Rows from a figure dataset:

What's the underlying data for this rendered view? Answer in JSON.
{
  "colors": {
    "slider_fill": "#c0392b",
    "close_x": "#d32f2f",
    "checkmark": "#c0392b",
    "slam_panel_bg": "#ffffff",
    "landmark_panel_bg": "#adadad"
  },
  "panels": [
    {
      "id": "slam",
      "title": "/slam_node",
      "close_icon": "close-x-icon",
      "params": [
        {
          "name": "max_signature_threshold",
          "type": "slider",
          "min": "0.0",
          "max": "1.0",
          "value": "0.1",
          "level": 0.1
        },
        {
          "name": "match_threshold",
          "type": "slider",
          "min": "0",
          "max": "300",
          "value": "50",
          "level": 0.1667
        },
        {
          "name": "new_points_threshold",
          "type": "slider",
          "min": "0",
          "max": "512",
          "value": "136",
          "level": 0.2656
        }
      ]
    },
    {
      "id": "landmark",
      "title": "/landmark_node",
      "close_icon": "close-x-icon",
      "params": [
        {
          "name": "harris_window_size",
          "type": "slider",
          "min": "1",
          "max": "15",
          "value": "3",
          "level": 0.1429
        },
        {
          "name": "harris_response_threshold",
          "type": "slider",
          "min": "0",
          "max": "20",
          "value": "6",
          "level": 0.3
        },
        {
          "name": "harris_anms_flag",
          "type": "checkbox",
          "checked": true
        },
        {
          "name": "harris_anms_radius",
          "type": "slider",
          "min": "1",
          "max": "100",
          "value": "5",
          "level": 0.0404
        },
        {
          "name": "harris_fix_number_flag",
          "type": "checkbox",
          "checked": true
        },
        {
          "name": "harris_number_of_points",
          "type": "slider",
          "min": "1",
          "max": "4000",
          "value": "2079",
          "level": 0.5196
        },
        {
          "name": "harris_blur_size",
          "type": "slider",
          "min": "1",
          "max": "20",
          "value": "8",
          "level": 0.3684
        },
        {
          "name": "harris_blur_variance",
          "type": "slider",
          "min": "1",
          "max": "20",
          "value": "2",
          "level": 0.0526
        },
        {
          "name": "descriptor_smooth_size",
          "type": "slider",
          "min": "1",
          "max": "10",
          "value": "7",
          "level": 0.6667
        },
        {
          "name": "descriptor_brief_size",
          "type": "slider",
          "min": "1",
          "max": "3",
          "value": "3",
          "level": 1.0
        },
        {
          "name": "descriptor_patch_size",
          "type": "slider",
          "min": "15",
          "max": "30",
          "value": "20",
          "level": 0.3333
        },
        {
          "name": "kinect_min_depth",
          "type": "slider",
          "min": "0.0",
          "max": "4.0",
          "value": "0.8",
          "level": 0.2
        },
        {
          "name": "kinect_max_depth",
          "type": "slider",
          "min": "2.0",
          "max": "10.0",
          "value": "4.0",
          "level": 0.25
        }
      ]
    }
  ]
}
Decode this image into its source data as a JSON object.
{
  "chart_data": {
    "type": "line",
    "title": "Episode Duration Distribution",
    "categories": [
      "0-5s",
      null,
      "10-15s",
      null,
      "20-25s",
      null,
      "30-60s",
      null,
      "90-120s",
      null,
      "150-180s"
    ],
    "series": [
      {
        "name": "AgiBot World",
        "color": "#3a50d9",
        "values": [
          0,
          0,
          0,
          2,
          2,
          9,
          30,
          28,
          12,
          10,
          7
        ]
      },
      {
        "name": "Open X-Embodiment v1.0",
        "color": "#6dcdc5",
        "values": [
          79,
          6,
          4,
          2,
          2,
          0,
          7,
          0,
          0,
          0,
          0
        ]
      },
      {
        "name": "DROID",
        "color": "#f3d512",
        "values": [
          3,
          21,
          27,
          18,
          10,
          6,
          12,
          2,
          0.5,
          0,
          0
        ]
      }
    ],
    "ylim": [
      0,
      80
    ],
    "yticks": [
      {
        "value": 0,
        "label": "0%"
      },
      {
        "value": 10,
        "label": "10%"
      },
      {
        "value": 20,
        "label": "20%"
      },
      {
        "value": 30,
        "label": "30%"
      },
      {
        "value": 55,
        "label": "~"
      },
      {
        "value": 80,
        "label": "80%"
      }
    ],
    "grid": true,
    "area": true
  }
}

## Work instructions
Look through the lines above and collect those with the word "JSON".

## Solution to this task
What's the underlying data for this rendered view? Answer in JSON.
Decode this image into its source data as a JSON object.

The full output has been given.